Exercise aim -
Extract the full set of records, then give each one again exactly.

Stored records
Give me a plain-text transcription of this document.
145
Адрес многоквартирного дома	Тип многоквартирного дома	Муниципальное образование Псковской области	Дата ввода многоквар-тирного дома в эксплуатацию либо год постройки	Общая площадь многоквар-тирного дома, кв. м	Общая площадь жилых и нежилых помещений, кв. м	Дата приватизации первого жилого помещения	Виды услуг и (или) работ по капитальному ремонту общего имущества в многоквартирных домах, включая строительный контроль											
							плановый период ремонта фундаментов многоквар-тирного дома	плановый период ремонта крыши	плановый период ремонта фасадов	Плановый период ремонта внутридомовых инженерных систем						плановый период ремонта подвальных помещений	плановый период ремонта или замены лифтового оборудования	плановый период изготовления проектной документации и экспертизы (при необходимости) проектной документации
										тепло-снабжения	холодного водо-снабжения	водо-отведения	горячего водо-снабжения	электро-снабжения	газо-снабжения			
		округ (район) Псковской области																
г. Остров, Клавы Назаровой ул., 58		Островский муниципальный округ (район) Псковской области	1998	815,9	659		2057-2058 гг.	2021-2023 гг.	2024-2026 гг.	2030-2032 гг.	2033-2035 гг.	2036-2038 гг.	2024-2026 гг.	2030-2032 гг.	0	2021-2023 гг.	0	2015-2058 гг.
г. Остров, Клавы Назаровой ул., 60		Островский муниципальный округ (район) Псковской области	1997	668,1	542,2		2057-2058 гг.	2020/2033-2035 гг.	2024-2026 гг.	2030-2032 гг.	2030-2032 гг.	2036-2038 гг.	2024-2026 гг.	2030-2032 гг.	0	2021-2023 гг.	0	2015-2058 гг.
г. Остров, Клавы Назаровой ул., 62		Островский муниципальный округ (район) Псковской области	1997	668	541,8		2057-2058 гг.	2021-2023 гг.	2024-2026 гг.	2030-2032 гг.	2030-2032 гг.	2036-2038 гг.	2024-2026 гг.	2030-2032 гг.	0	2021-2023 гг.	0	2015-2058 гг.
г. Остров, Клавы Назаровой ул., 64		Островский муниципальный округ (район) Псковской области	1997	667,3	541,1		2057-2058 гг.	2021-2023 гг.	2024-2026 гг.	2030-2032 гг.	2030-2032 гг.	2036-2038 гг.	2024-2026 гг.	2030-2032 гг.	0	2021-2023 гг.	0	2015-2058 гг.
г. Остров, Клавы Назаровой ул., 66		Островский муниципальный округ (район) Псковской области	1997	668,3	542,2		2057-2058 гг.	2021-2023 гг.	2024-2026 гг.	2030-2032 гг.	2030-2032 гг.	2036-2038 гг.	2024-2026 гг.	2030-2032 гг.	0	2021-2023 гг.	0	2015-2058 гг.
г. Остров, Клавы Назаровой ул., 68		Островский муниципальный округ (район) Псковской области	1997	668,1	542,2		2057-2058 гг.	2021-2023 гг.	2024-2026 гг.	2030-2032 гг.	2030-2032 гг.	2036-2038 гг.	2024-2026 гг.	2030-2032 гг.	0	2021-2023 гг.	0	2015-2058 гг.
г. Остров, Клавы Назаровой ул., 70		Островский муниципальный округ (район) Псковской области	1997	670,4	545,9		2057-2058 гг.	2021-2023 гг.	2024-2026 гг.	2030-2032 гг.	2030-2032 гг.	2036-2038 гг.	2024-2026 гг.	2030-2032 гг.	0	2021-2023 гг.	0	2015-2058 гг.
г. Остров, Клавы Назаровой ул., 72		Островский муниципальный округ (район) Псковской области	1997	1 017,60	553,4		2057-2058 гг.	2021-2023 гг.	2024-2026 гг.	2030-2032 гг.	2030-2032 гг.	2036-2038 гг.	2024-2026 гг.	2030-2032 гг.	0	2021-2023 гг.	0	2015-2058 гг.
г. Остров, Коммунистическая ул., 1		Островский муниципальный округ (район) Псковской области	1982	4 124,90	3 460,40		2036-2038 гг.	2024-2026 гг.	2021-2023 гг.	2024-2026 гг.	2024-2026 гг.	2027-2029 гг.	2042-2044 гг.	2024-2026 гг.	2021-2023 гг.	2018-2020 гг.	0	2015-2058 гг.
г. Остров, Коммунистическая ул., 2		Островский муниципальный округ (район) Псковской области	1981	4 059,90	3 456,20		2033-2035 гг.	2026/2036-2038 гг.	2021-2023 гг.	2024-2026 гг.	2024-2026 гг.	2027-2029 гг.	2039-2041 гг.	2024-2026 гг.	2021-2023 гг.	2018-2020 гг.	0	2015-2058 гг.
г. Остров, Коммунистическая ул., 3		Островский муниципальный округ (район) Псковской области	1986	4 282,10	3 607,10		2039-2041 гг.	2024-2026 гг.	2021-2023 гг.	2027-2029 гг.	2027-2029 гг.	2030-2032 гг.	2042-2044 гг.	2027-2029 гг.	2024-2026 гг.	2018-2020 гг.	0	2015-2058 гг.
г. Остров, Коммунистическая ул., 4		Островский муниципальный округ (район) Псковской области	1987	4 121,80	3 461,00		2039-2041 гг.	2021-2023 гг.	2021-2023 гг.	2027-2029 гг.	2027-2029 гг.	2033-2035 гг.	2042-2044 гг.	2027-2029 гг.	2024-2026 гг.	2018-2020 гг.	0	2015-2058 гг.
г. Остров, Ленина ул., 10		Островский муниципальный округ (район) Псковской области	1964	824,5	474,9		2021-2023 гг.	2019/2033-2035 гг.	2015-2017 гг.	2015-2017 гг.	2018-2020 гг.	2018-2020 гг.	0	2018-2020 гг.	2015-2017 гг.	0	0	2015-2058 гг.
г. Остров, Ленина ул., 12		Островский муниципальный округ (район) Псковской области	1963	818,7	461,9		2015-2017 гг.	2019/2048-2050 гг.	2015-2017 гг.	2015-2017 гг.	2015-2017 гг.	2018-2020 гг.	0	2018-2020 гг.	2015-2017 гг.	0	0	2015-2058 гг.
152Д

Exercise result -
Give me a plain-text transcription of this document.
145
Адрес многоквартирного дома	Тип многоквартирного дома	Муниципальное образование Псковской области	Дата ввода многоквар-тирного дома в эксплуатацию либо год постройки	Общая площадь многоквар-тирного дома, кв. м	Общая площадь жилых и нежилых помещений, кв. м	Дата приватизации первого жилого помещения	Виды услуг и (или) работ по капитальному ремонту общего имущества в многоквартирных домах, включая строительный контроль											
							плановый период ремонта фундаментов многоквар-тирного дома	плановый период ремонта крыши	плановый период ремонта фасадов	Плановый период ремонта внутридомовых инженерных систем						плановый период ремонта подвальных помещений	плановый период ремонта или замены лифтового оборудования	плановый период изготовления проектной документации и экспертизы (при необходимости) проектной документации
										тепло-снабжения	холодного водо-снабжения	водо-отведения	горячего водо-снабжения	электро-снабжения	газо-снабжения			
		округ (район) Псковской области																
г. Остров, Клавы Назаровой ул., 58		Островский муниципальный округ (район) Псковской области	1998	815,9	659		2057-2058 гг.	2021-2023 гг.	2024-2026 гг.	2030-2032 гг.	2033-2035 гг.	2036-2038 гг.	2024-2026 гг.	2030-2032 гг.	0	2021-2023 гг.	0	2015-2058 гг.
г. Остров, Клавы Назаровой ул., 60		Островский муниципальный округ (район) Псковской области	1997	668,1	542,2		2057-2058 гг.	2020/2033-2035 гг.	2024-2026 гг.	2030-2032 гг.	2030-2032 гг.	2036-2038 гг.	2024-2026 гг.	2030-2032 гг.	0	2021-2023 гг.	0	2015-2058 гг.
г. Остров, Клавы Назаровой ул., 62		Островский муниципальный округ (район) Псковской области	1997	668	541,8		2057-2058 гг.	2021-2023 гг.	2024-2026 гг.	2030-2032 гг.	2030-2032 гг.	2036-2038 гг.	2024-2026 гг.	2030-2032 гг.	0	2021-2023 гг.	0	2015-2058 гг.
г. Остров, Клавы Назаровой ул., 64		Островский муниципальный округ (район) Псковской области	1997	667,3	541,1		2057-2058 гг.	2021-2023 гг.	2024-2026 гг.	2030-2032 гг.	2030-2032 гг.	2036-2038 гг.	2024-2026 гг.	2030-2032 гг.	0	2021-2023 гг.	0	2015-2058 гг.
г. Остров, Клавы Назаровой ул., 66		Островский муниципальный округ (район) Псковской области	1997	668,3	542,2		2057-2058 гг.	2021-2023 гг.	2024-2026 гг.	2030-2032 гг.	2030-2032 гг.	2036-2038 гг.	2024-2026 гг.	2030-2032 гг.	0	2021-2023 гг.	0	2015-2058 гг.
г. Остров, Клавы Назаровой ул., 68		Островский муниципальный округ (район) Псковской области	1997	668,1	542,2		2057-2058 гг.	2021-2023 гг.	2024-2026 гг.	2030-2032 гг.	2030-2032 гг.	2036-2038 гг.	2024-2026 гг.	2030-2032 гг.	0	2021-2023 гг.	0	2015-2058 гг.
г. Остров, Клавы Назаровой ул., 70		Островский муниципальный округ (район) Псковской области	1997	670,4	545,9		2057-2058 гг.	2021-2023 гг.	2024-2026 гг.	2030-2032 гг.	2030-2032 гг.	2036-2038 гг.	2024-2026 гг.	2030-2032 гг.	0	2021-2023 гг.	0	2015-2058 гг.
г. Остров, Клавы Назаровой ул., 72		Островский муниципальный округ (район) Псковской области	1997	1 017,60	553,4		2057-2058 гг.	2021-2023 гг.	2024-2026 гг.	2030-2032 гг.	2030-2032 гг.	2036-2038 гг.	2024-2026 гг.	2030-2032 гг.	0	2021-2023 гг.	0	2015-2058 гг.
г. Остров, Коммунистическая ул., 1		Островский муниципальный округ (район) Псковской области	1982	4 124,90	3 460,40		2036-2038 гг.	2024-2026 гг.	2021-2023 гг.	2024-2026 гг.	2024-2026 гг.	2027-2029 гг.	2042-2044 гг.	2024-2026 гг.	2021-2023 гг.	2018-2020 гг.	0	2015-2058 гг.
г. Остров, Коммунистическая ул., 2		Островский муниципальный округ (район) Псковской области	1981	4 059,90	3 456,20		2033-2035 гг.	2026/2036-2038 гг.	2021-2023 гг.	2024-2026 гг.	2024-2026 гг.	2027-2029 гг.	2039-2041 гг.	2024-2026 гг.	2021-2023 гг.	2018-2020 гг.	0	2015-2058 гг.
г. Остров, Коммунистическая ул., 3		Островский муниципальный округ (район) Псковской области	1986	4 282,10	3 607,10		2039-2041 гг.	2024-2026 гг.	2021-2023 гг.	2027-2029 гг.	2027-2029 гг.	2030-2032 гг.	2042-2044 гг.	2027-2029 гг.	2024-2026 гг.	2018-2020 гг.	0	2015-2058 гг.
г. Остров, Коммунистическая ул., 4		Островский муниципальный округ (район) Псковской области	1987	4 121,80	3 461,00		2039-2041 гг.	2021-2023 гг.	2021-2023 гг.	2027-2029 гг.	2027-2029 гг.	2033-2035 гг.	2042-2044 гг.	2027-2029 гг.	2024-2026 гг.	2018-2020 гг.	0	2015-2058 гг.
г. Остров, Ленина ул., 10		Островский муниципальный округ (район) Псковской области	1964	824,5	474,9		2021-2023 гг.	2019/2033-2035 гг.	2015-2017 гг.	2015-2017 гг.	2018-2020 гг.	2018-2020 гг.	0	2018-2020 гг.	2015-2017 гг.	0	0	2015-2058 гг.
г. Остров, Ленина ул., 12		Островский муниципальный округ (район) Псковской области	1963	818,7	461,9		2015-2017 гг.	2019/2048-2050 гг.	2015-2017 гг.	2015-2017 гг.	2015-2017 гг.	2018-2020 гг.	0	2018-2020 гг.	2015-2017 гг.	0	0	2015-2058 гг.
152Д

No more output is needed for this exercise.